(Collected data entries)
----------------------------------------

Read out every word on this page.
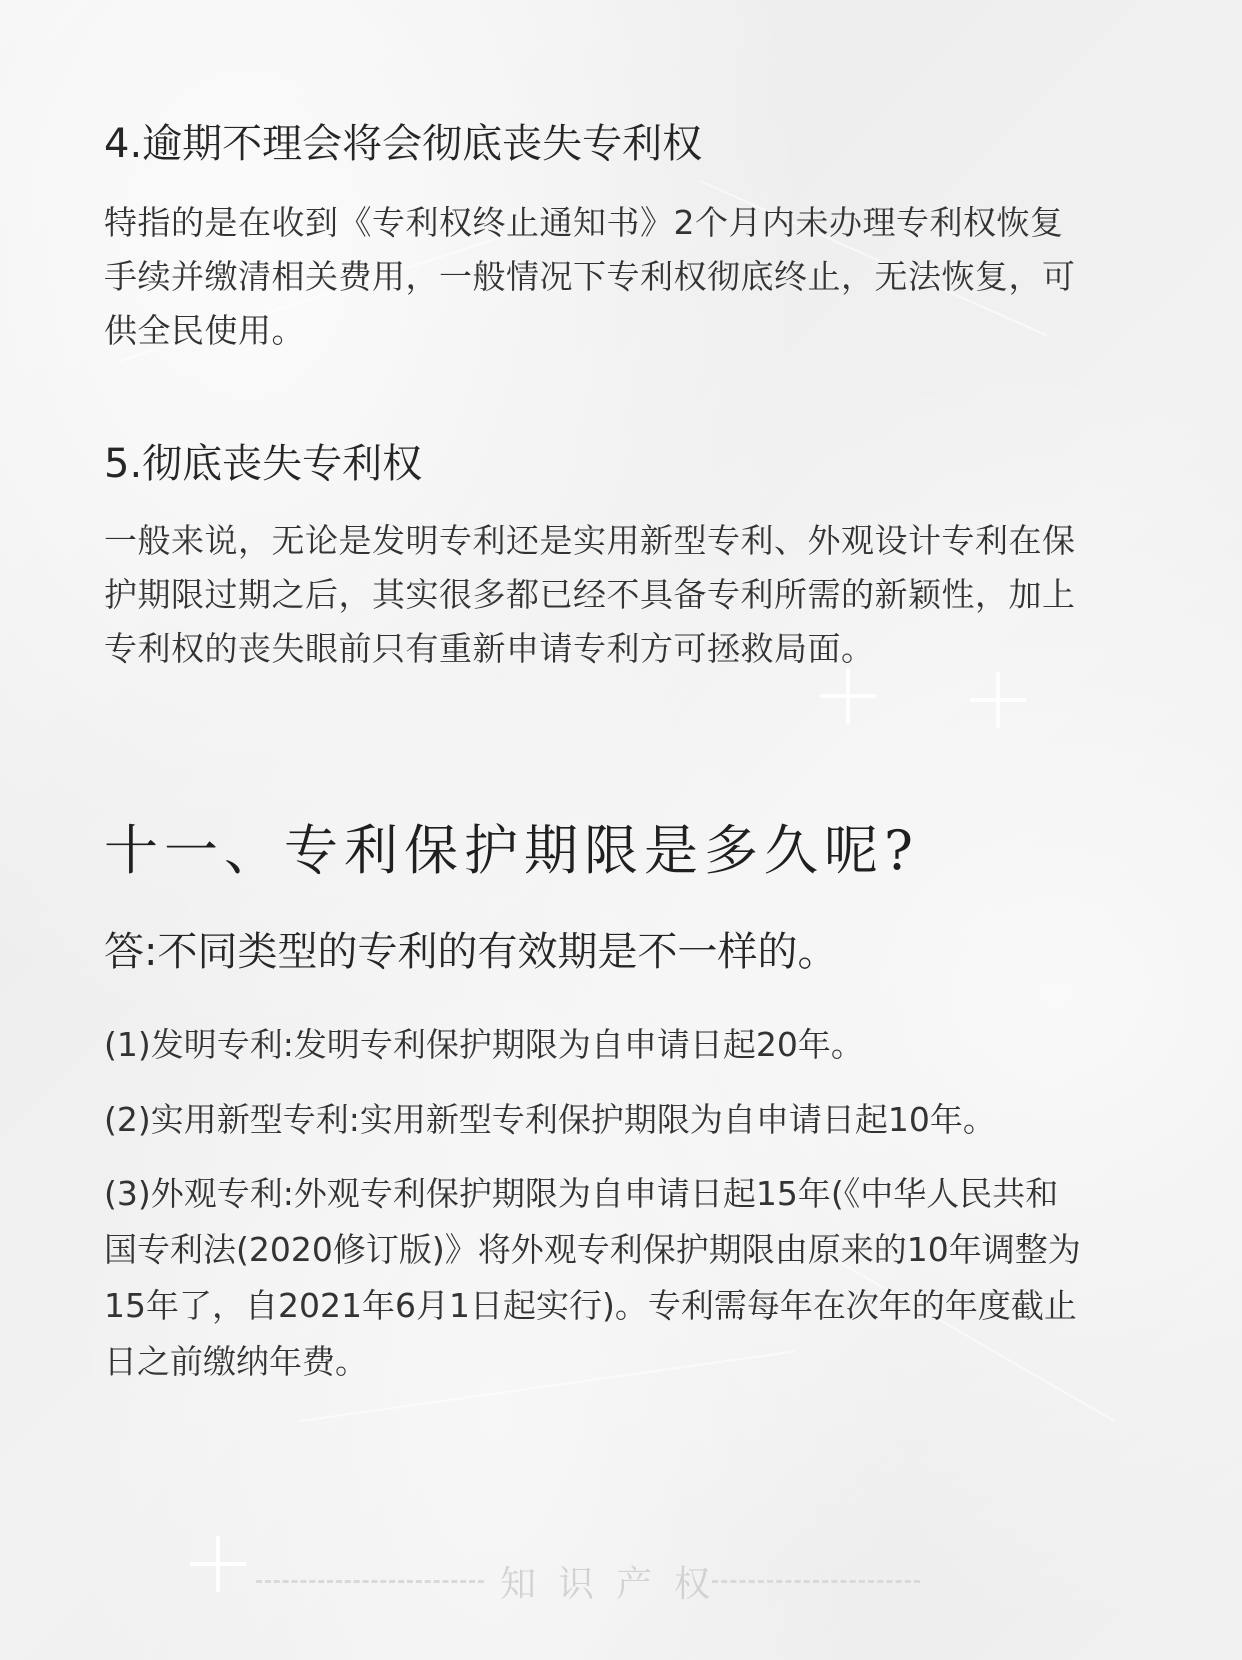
4.逾期不理会将会彻底丧失专利权
特指的是在收到《专利权终止通知书》2个月内未办理专利权恢复
手续并缴清相关费用，一般情况下专利权彻底终止，无法恢复，可
供全民使用。
5.彻底丧失专利权
一般来说，无论是发明专利还是实用新型专利、外观设计专利在保
护期限过期之后，其实很多都已经不具备专利所需的新颖性，加上
专利权的丧失眼前只有重新申请专利方可拯救局面。
十一、专利保护期限是多久呢?
答:不同类型的专利的有效期是不一样的。
(1)发明专利:发明专利保护期限为自申请日起20年。
(2)实用新型专利:实用新型专利保护期限为自申请日起10年。
(3)外观专利:外观专利保护期限为自申请日起15年(《中华人民共和
国专利法(2020修订版)》将外观专利保护期限由原来的10年调整为
15年了，自2021年6月1日起实行)。专利需每年在次年的年度截止
日之前缴纳年费。
知识产权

----------------------------------------

### [Written task]
Write out every entry again word for word, without any of the pictures.

### [Expected answer]
Read out every word on this page.
4.逾期不理会将会彻底丧失专利权
特指的是在收到《专利权终止通知书》2个月内未办理专利权恢复
手续并缴清相关费用，一般情况下专利权彻底终止，无法恢复，可
供全民使用。
5.彻底丧失专利权
一般来说，无论是发明专利还是实用新型专利、外观设计专利在保
护期限过期之后，其实很多都已经不具备专利所需的新颖性，加上
专利权的丧失眼前只有重新申请专利方可拯救局面。
十一、专利保护期限是多久呢?
答:不同类型的专利的有效期是不一样的。
(1)发明专利:发明专利保护期限为自申请日起20年。
(2)实用新型专利:实用新型专利保护期限为自申请日起10年。
(3)外观专利:外观专利保护期限为自申请日起15年(《中华人民共和
国专利法(2020修订版)》将外观专利保护期限由原来的10年调整为
15年了，自2021年6月1日起实行)。专利需每年在次年的年度截止
日之前缴纳年费。
知识产权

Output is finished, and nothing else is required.